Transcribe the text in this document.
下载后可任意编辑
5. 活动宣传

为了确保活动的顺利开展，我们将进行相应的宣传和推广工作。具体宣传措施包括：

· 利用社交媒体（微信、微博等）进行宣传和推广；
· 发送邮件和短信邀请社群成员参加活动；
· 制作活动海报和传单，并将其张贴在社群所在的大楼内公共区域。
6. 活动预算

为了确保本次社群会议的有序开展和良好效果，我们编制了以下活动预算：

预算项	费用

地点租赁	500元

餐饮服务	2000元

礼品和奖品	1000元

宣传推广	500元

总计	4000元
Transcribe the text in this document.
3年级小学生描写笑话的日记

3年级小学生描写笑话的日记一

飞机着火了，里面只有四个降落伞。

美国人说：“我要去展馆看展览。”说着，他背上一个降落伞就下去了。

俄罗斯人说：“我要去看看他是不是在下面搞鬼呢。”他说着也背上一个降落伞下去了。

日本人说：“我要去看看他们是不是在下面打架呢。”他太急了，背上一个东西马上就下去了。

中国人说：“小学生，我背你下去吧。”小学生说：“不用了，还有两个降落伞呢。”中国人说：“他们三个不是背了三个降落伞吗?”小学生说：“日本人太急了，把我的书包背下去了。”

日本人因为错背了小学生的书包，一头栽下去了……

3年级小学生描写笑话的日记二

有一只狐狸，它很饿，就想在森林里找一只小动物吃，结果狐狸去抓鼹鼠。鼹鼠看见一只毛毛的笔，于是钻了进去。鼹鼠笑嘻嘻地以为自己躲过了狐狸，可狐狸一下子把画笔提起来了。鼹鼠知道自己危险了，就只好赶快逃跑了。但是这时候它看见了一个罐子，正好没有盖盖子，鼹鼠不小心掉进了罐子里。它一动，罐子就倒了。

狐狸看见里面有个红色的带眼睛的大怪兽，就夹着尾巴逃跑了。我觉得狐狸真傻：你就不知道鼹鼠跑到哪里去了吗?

◇ ◇ ◇ ◇

### Stated goal
Quote all of the entries exactly as they appear.

### Written solution
Transcribe the text in this document.
下载后可任意编辑
5. 活动宣传

为了确保活动的顺利开展，我们将进行相应的宣传和推广工作。具体宣传措施包括：

· 利用社交媒体（微信、微博等）进行宣传和推广；
· 发送邮件和短信邀请社群成员参加活动；
· 制作活动海报和传单，并将其张贴在社群所在的大楼内公共区域。
6. 活动预算

为了确保本次社群会议的有序开展和良好效果，我们编制了以下活动预算：

预算项	费用

地点租赁	500元

餐饮服务	2000元

礼品和奖品	1000元

宣传推广	500元

总计	4000元
Transcribe the text in this document.
3年级小学生描写笑话的日记

3年级小学生描写笑话的日记一

飞机着火了，里面只有四个降落伞。

美国人说：“我要去展馆看展览。”说着，他背上一个降落伞就下去了。

俄罗斯人说：“我要去看看他是不是在下面搞鬼呢。”他说着也背上一个降落伞下去了。

日本人说：“我要去看看他们是不是在下面打架呢。”他太急了，背上一个东西马上就下去了。

中国人说：“小学生，我背你下去吧。”小学生说：“不用了，还有两个降落伞呢。”中国人说：“他们三个不是背了三个降落伞吗?”小学生说：“日本人太急了，把我的书包背下去了。”

日本人因为错背了小学生的书包，一头栽下去了……

3年级小学生描写笑话的日记二

有一只狐狸，它很饿，就想在森林里找一只小动物吃，结果狐狸去抓鼹鼠。鼹鼠看见一只毛毛的笔，于是钻了进去。鼹鼠笑嘻嘻地以为自己躲过了狐狸，可狐狸一下子把画笔提起来了。鼹鼠知道自己危险了，就只好赶快逃跑了。但是这时候它看见了一个罐子，正好没有盖盖子，鼹鼠不小心掉进了罐子里。它一动，罐子就倒了。

狐狸看见里面有个红色的带眼睛的大怪兽，就夹着尾巴逃跑了。我觉得狐狸真傻：你就不知道鼹鼠跑到哪里去了吗?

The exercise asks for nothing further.